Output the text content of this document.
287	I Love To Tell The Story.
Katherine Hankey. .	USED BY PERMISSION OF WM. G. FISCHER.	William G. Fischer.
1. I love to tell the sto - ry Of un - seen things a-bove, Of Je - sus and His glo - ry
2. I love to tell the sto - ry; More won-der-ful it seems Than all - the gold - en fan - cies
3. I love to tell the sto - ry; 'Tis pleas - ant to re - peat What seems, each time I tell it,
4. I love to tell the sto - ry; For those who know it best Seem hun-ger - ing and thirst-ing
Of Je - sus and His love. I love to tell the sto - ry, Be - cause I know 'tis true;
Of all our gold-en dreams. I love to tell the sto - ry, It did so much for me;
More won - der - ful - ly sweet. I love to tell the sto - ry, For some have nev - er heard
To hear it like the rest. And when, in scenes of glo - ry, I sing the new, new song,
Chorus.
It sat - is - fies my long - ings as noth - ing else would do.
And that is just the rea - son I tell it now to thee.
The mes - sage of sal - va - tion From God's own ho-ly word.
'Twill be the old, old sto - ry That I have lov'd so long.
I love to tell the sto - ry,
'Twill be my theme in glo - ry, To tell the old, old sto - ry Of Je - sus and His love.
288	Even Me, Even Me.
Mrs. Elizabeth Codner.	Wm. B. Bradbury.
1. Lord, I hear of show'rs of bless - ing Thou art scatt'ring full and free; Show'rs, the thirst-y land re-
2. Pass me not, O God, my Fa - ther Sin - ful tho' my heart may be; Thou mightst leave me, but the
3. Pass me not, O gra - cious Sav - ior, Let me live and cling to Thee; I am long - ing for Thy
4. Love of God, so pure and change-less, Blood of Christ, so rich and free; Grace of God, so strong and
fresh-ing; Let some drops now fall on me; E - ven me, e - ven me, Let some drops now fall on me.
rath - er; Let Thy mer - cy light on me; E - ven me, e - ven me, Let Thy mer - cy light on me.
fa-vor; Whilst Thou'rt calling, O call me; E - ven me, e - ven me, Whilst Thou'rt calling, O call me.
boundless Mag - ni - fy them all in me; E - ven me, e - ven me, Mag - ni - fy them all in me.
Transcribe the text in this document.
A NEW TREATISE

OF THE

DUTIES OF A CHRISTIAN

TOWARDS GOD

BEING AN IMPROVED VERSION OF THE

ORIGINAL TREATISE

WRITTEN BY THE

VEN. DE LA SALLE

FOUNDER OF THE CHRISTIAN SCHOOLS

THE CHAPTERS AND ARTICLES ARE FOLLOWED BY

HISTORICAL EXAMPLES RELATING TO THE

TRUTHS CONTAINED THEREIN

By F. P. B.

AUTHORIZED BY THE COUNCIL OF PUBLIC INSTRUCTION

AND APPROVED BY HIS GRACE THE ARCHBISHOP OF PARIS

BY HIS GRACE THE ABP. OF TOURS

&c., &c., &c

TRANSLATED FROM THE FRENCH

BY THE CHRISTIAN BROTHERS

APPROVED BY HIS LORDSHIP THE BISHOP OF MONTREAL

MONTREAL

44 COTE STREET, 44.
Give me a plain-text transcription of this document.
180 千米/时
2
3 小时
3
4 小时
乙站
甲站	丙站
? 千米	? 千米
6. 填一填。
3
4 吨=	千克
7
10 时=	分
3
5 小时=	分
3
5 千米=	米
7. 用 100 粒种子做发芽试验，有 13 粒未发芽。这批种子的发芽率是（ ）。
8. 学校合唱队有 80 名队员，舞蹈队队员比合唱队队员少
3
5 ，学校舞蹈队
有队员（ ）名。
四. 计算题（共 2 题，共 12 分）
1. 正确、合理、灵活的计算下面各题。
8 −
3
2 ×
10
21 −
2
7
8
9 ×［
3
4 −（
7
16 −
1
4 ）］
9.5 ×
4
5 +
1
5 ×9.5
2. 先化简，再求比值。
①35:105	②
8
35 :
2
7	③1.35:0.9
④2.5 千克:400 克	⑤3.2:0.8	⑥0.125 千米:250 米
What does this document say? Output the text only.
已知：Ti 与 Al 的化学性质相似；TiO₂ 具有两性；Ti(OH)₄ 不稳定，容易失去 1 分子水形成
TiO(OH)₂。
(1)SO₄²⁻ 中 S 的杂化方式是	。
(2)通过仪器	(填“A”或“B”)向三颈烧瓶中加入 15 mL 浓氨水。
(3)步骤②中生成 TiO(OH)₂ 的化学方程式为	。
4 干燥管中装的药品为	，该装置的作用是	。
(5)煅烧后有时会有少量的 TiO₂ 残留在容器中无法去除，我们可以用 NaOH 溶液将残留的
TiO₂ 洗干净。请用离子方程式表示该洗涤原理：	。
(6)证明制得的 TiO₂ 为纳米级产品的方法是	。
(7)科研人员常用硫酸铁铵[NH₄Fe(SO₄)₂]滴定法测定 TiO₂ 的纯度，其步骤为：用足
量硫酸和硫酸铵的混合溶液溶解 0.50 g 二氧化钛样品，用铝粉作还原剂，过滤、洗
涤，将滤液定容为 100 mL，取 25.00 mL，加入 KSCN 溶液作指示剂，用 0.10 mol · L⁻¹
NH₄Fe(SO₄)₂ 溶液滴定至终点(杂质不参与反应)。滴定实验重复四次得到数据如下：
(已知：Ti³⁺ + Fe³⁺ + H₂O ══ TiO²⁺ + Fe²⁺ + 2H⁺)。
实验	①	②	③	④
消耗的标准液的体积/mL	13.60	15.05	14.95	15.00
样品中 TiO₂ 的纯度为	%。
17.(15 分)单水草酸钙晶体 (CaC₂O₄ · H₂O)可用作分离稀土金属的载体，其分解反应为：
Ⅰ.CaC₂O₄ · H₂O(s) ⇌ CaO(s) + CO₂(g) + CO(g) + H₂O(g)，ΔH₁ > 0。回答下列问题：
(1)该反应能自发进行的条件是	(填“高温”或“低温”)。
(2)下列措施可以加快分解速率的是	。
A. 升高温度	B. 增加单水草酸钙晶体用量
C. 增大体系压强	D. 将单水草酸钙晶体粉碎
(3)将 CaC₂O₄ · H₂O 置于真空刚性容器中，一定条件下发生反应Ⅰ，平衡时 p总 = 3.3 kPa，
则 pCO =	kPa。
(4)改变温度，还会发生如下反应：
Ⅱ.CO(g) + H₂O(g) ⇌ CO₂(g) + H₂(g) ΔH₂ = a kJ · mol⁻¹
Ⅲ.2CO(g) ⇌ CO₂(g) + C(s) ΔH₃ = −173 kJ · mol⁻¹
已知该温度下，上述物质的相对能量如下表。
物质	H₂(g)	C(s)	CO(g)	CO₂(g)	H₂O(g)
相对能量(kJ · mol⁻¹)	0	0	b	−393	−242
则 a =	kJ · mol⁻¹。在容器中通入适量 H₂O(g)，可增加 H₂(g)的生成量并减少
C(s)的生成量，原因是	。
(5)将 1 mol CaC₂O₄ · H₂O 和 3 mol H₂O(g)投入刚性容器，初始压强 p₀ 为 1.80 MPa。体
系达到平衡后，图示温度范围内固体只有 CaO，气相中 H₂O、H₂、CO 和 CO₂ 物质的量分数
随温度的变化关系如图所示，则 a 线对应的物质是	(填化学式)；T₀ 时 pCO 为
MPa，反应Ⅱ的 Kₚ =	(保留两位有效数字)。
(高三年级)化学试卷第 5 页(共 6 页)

• Request
Copy out each line exactly as written.

• Task answer
Output the text content of this document.
287	I Love To Tell The Story.
Katherine Hankey. .	USED BY PERMISSION OF WM. G. FISCHER.	William G. Fischer.
1. I love to tell the sto - ry Of un - seen things a-bove, Of Je - sus and His glo - ry
2. I love to tell the sto - ry; More won-der-ful it seems Than all - the gold - en fan - cies
3. I love to tell the sto - ry; 'Tis pleas - ant to re - peat What seems, each time I tell it,
4. I love to tell the sto - ry; For those who know it best Seem hun-ger - ing and thirst-ing
Of Je - sus and His love. I love to tell the sto - ry, Be - cause I know 'tis true;
Of all our gold-en dreams. I love to tell the sto - ry, It did so much for me;
More won - der - ful - ly sweet. I love to tell the sto - ry, For some have nev - er heard
To hear it like the rest. And when, in scenes of glo - ry, I sing the new, new song,
Chorus.
It sat - is - fies my long - ings as noth - ing else would do.
And that is just the rea - son I tell it now to thee.
The mes - sage of sal - va - tion From God's own ho-ly word.
'Twill be the old, old sto - ry That I have lov'd so long.
I love to tell the sto - ry,
'Twill be my theme in glo - ry, To tell the old, old sto - ry Of Je - sus and His love.
288	Even Me, Even Me.
Mrs. Elizabeth Codner.	Wm. B. Bradbury.
1. Lord, I hear of show'rs of bless - ing Thou art scatt'ring full and free; Show'rs, the thirst-y land re-
2. Pass me not, O God, my Fa - ther Sin - ful tho' my heart may be; Thou mightst leave me, but the
3. Pass me not, O gra - cious Sav - ior, Let me live and cling to Thee; I am long - ing for Thy
4. Love of God, so pure and change-less, Blood of Christ, so rich and free; Grace of God, so strong and
fresh-ing; Let some drops now fall on me; E - ven me, e - ven me, Let some drops now fall on me.
rath - er; Let Thy mer - cy light on me; E - ven me, e - ven me, Let Thy mer - cy light on me.
fa-vor; Whilst Thou'rt calling, O call me; E - ven me, e - ven me, Whilst Thou'rt calling, O call me.
boundless Mag - ni - fy them all in me; E - ven me, e - ven me, Mag - ni - fy them all in me.
Transcribe the text in this document.
A NEW TREATISE

OF THE

DUTIES OF A CHRISTIAN

TOWARDS GOD

BEING AN IMPROVED VERSION OF THE

ORIGINAL TREATISE

WRITTEN BY THE

VEN. DE LA SALLE

FOUNDER OF THE CHRISTIAN SCHOOLS

THE CHAPTERS AND ARTICLES ARE FOLLOWED BY

HISTORICAL EXAMPLES RELATING TO THE

TRUTHS CONTAINED THEREIN

By F. P. B.

AUTHORIZED BY THE COUNCIL OF PUBLIC INSTRUCTION

AND APPROVED BY HIS GRACE THE ARCHBISHOP OF PARIS

BY HIS GRACE THE ABP. OF TOURS

&c., &c., &c

TRANSLATED FROM THE FRENCH

BY THE CHRISTIAN BROTHERS

APPROVED BY HIS LORDSHIP THE BISHOP OF MONTREAL

MONTREAL

44 COTE STREET, 44.
Give me a plain-text transcription of this document.
180 千米/时
2
3 小时
3
4 小时
乙站
甲站	丙站
? 千米	? 千米
6. 填一填。
3
4 吨=	千克
7
10 时=	分
3
5 小时=	分
3
5 千米=	米
7. 用 100 粒种子做发芽试验，有 13 粒未发芽。这批种子的发芽率是（ ）。
8. 学校合唱队有 80 名队员，舞蹈队队员比合唱队队员少
3
5 ，学校舞蹈队
有队员（ ）名。
四. 计算题（共 2 题，共 12 分）
1. 正确、合理、灵活的计算下面各题。
8 −
3
2 ×
10
21 −
2
7
8
9 ×［
3
4 −（
7
16 −
1
4 ）］
9.5 ×
4
5 +
1
5 ×9.5
2. 先化简，再求比值。
①35:105	②
8
35 :
2
7	③1.35:0.9
④2.5 千克:400 克	⑤3.2:0.8	⑥0.125 千米:250 米
What does this document say? Output the text only.
已知：Ti 与 Al 的化学性质相似；TiO₂ 具有两性；Ti(OH)₄ 不稳定，容易失去 1 分子水形成
TiO(OH)₂。
(1)SO₄²⁻ 中 S 的杂化方式是	。
(2)通过仪器	(填“A”或“B”)向三颈烧瓶中加入 15 mL 浓氨水。
(3)步骤②中生成 TiO(OH)₂ 的化学方程式为	。
4 干燥管中装的药品为	，该装置的作用是	。
(5)煅烧后有时会有少量的 TiO₂ 残留在容器中无法去除，我们可以用 NaOH 溶液将残留的
TiO₂ 洗干净。请用离子方程式表示该洗涤原理：	。
(6)证明制得的 TiO₂ 为纳米级产品的方法是	。
(7)科研人员常用硫酸铁铵[NH₄Fe(SO₄)₂]滴定法测定 TiO₂ 的纯度，其步骤为：用足
量硫酸和硫酸铵的混合溶液溶解 0.50 g 二氧化钛样品，用铝粉作还原剂，过滤、洗
涤，将滤液定容为 100 mL，取 25.00 mL，加入 KSCN 溶液作指示剂，用 0.10 mol · L⁻¹
NH₄Fe(SO₄)₂ 溶液滴定至终点(杂质不参与反应)。滴定实验重复四次得到数据如下：
(已知：Ti³⁺ + Fe³⁺ + H₂O ══ TiO²⁺ + Fe²⁺ + 2H⁺)。
实验	①	②	③	④
消耗的标准液的体积/mL	13.60	15.05	14.95	15.00
样品中 TiO₂ 的纯度为	%。
17.(15 分)单水草酸钙晶体 (CaC₂O₄ · H₂O)可用作分离稀土金属的载体，其分解反应为：
Ⅰ.CaC₂O₄ · H₂O(s) ⇌ CaO(s) + CO₂(g) + CO(g) + H₂O(g)，ΔH₁ > 0。回答下列问题：
(1)该反应能自发进行的条件是	(填“高温”或“低温”)。
(2)下列措施可以加快分解速率的是	。
A. 升高温度	B. 增加单水草酸钙晶体用量
C. 增大体系压强	D. 将单水草酸钙晶体粉碎
(3)将 CaC₂O₄ · H₂O 置于真空刚性容器中，一定条件下发生反应Ⅰ，平衡时 p总 = 3.3 kPa，
则 pCO =	kPa。
(4)改变温度，还会发生如下反应：
Ⅱ.CO(g) + H₂O(g) ⇌ CO₂(g) + H₂(g) ΔH₂ = a kJ · mol⁻¹
Ⅲ.2CO(g) ⇌ CO₂(g) + C(s) ΔH₃ = −173 kJ · mol⁻¹
已知该温度下，上述物质的相对能量如下表。
物质	H₂(g)	C(s)	CO(g)	CO₂(g)	H₂O(g)
相对能量(kJ · mol⁻¹)	0	0	b	−393	−242
则 a =	kJ · mol⁻¹。在容器中通入适量 H₂O(g)，可增加 H₂(g)的生成量并减少
C(s)的生成量，原因是	。
(5)将 1 mol CaC₂O₄ · H₂O 和 3 mol H₂O(g)投入刚性容器，初始压强 p₀ 为 1.80 MPa。体
系达到平衡后，图示温度范围内固体只有 CaO，气相中 H₂O、H₂、CO 和 CO₂ 物质的量分数
随温度的变化关系如图所示，则 a 线对应的物质是	(填化学式)；T₀ 时 pCO 为
MPa，反应Ⅱ的 Kₚ =	(保留两位有效数字)。
(高三年级)化学试卷第 5 页(共 6 页)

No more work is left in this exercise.